**SHORT PROBLEM**
Every line of the material that follows must be printed again exactly.

------ MATERIAL PROVIDED ------

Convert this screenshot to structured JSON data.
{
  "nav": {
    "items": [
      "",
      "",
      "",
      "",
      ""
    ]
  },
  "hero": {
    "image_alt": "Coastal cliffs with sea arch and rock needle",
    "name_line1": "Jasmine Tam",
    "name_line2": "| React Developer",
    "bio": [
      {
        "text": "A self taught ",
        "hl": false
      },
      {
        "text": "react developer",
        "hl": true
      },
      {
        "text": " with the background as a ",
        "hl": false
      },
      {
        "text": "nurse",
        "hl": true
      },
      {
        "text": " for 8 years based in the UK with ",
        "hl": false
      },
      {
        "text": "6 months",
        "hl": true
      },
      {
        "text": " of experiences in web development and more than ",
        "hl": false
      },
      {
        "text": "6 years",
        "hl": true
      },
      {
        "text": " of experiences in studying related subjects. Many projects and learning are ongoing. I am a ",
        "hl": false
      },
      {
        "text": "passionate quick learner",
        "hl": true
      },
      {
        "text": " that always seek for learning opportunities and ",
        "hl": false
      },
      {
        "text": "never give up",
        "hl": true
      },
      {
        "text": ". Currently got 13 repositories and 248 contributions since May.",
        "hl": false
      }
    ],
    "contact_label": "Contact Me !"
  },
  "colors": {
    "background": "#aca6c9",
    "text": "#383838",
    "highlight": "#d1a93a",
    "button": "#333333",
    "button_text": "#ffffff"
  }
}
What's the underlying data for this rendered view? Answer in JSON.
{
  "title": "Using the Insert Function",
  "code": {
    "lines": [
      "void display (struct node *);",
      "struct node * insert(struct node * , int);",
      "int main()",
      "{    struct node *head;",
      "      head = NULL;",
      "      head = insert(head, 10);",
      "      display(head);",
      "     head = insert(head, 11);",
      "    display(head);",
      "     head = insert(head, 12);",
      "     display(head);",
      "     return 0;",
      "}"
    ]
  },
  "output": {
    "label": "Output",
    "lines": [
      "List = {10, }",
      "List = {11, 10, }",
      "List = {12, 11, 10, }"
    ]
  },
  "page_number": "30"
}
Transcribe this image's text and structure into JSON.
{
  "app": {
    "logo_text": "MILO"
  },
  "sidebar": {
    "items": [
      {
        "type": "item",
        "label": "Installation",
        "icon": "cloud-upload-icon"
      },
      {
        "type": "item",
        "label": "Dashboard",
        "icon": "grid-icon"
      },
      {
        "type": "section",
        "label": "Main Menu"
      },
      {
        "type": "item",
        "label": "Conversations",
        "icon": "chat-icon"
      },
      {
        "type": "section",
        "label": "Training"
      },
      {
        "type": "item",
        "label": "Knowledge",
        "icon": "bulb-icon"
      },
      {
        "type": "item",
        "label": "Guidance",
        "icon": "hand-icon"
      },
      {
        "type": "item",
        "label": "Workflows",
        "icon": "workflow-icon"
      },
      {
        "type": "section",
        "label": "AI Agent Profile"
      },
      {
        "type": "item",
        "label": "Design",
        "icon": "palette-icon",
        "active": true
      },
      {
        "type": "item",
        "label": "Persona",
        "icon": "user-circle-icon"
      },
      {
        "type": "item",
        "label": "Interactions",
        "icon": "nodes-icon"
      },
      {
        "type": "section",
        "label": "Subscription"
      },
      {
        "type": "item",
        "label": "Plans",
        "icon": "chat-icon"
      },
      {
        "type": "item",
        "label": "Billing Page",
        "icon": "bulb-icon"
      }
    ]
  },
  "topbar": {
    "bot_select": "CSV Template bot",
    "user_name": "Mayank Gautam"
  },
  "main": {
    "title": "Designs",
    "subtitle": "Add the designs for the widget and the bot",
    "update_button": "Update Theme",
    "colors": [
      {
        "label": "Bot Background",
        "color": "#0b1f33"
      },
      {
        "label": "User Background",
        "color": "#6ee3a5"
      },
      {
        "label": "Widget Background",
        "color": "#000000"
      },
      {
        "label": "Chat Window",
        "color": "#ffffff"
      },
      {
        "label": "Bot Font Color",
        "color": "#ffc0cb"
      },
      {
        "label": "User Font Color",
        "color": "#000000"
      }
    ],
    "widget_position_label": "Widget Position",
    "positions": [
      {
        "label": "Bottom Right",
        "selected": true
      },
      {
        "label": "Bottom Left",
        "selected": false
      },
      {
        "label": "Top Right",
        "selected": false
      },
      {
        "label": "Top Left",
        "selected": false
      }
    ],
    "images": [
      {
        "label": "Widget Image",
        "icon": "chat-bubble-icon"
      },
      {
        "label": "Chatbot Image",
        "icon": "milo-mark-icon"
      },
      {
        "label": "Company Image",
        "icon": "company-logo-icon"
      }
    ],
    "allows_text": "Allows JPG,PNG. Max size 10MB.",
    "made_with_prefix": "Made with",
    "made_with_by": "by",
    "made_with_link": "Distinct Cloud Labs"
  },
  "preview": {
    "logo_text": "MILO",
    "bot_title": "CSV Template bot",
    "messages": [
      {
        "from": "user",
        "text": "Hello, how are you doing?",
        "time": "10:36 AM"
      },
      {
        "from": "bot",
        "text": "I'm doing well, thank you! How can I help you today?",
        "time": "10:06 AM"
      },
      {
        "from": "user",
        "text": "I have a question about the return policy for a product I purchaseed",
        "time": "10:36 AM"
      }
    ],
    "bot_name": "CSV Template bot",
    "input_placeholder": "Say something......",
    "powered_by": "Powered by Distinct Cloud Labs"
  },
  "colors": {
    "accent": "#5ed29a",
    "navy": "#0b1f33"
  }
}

------

**REPLY**
Convert this screenshot to structured JSON data.
{
  "nav": {
    "items": [
      "",
      "",
      "",
      "",
      ""
    ]
  },
  "hero": {
    "image_alt": "Coastal cliffs with sea arch and rock needle",
    "name_line1": "Jasmine Tam",
    "name_line2": "| React Developer",
    "bio": [
      {
        "text": "A self taught ",
        "hl": false
      },
      {
        "text": "react developer",
        "hl": true
      },
      {
        "text": " with the background as a ",
        "hl": false
      },
      {
        "text": "nurse",
        "hl": true
      },
      {
        "text": " for 8 years based in the UK with ",
        "hl": false
      },
      {
        "text": "6 months",
        "hl": true
      },
      {
        "text": " of experiences in web development and more than ",
        "hl": false
      },
      {
        "text": "6 years",
        "hl": true
      },
      {
        "text": " of experiences in studying related subjects. Many projects and learning are ongoing. I am a ",
        "hl": false
      },
      {
        "text": "passionate quick learner",
        "hl": true
      },
      {
        "text": " that always seek for learning opportunities and ",
        "hl": false
      },
      {
        "text": "never give up",
        "hl": true
      },
      {
        "text": ". Currently got 13 repositories and 248 contributions since May.",
        "hl": false
      }
    ],
    "contact_label": "Contact Me !"
  },
  "colors": {
    "background": "#aca6c9",
    "text": "#383838",
    "highlight": "#d1a93a",
    "button": "#333333",
    "button_text": "#ffffff"
  }
}
What's the underlying data for this rendered view? Answer in JSON.
{
  "title": "Using the Insert Function",
  "code": {
    "lines": [
      "void display (struct node *);",
      "struct node * insert(struct node * , int);",
      "int main()",
      "{    struct node *head;",
      "      head = NULL;",
      "      head = insert(head, 10);",
      "      display(head);",
      "     head = insert(head, 11);",
      "    display(head);",
      "     head = insert(head, 12);",
      "     display(head);",
      "     return 0;",
      "}"
    ]
  },
  "output": {
    "label": "Output",
    "lines": [
      "List = {10, }",
      "List = {11, 10, }",
      "List = {12, 11, 10, }"
    ]
  },
  "page_number": "30"
}
Transcribe this image's text and structure into JSON.
{
  "app": {
    "logo_text": "MILO"
  },
  "sidebar": {
    "items": [
      {
        "type": "item",
        "label": "Installation",
        "icon": "cloud-upload-icon"
      },
      {
        "type": "item",
        "label": "Dashboard",
        "icon": "grid-icon"
      },
      {
        "type": "section",
        "label": "Main Menu"
      },
      {
        "type": "item",
        "label": "Conversations",
        "icon": "chat-icon"
      },
      {
        "type": "section",
        "label": "Training"
      },
      {
        "type": "item",
        "label": "Knowledge",
        "icon": "bulb-icon"
      },
      {
        "type": "item",
        "label": "Guidance",
        "icon": "hand-icon"
      },
      {
        "type": "item",
        "label": "Workflows",
        "icon": "workflow-icon"
      },
      {
        "type": "section",
        "label": "AI Agent Profile"
      },
      {
        "type": "item",
        "label": "Design",
        "icon": "palette-icon",
        "active": true
      },
      {
        "type": "item",
        "label": "Persona",
        "icon": "user-circle-icon"
      },
      {
        "type": "item",
        "label": "Interactions",
        "icon": "nodes-icon"
      },
      {
        "type": "section",
        "label": "Subscription"
      },
      {
        "type": "item",
        "label": "Plans",
        "icon": "chat-icon"
      },
      {
        "type": "item",
        "label": "Billing Page",
        "icon": "bulb-icon"
      }
    ]
  },
  "topbar": {
    "bot_select": "CSV Template bot",
    "user_name": "Mayank Gautam"
  },
  "main": {
    "title": "Designs",
    "subtitle": "Add the designs for the widget and the bot",
    "update_button": "Update Theme",
    "colors": [
      {
        "label": "Bot Background",
        "color": "#0b1f33"
      },
      {
        "label": "User Background",
        "color": "#6ee3a5"
      },
      {
        "label": "Widget Background",
        "color": "#000000"
      },
      {
        "label": "Chat Window",
        "color": "#ffffff"
      },
      {
        "label": "Bot Font Color",
        "color": "#ffc0cb"
      },
      {
        "label": "User Font Color",
        "color": "#000000"
      }
    ],
    "widget_position_label": "Widget Position",
    "positions": [
      {
        "label": "Bottom Right",
        "selected": true
      },
      {
        "label": "Bottom Left",
        "selected": false
      },
      {
        "label": "Top Right",
        "selected": false
      },
      {
        "label": "Top Left",
        "selected": false
      }
    ],
    "images": [
      {
        "label": "Widget Image",
        "icon": "chat-bubble-icon"
      },
      {
        "label": "Chatbot Image",
        "icon": "milo-mark-icon"
      },
      {
        "label": "Company Image",
        "icon": "company-logo-icon"
      }
    ],
    "allows_text": "Allows JPG,PNG. Max size 10MB.",
    "made_with_prefix": "Made with",
    "made_with_by": "by",
    "made_with_link": "Distinct Cloud Labs"
  },
  "preview": {
    "logo_text": "MILO",
    "bot_title": "CSV Template bot",
    "messages": [
      {
        "from": "user",
        "text": "Hello, how are you doing?",
        "time": "10:36 AM"
      },
      {
        "from": "bot",
        "text": "I'm doing well, thank you! How can I help you today?",
        "time": "10:06 AM"
      },
      {
        "from": "user",
        "text": "I have a question about the return policy for a product I purchaseed",
        "time": "10:36 AM"
      }
    ],
    "bot_name": "CSV Template bot",
    "input_placeholder": "Say something......",
    "powered_by": "Powered by Distinct Cloud Labs"
  },
  "colors": {
    "accent": "#5ed29a",
    "navy": "#0b1f33"
  }
}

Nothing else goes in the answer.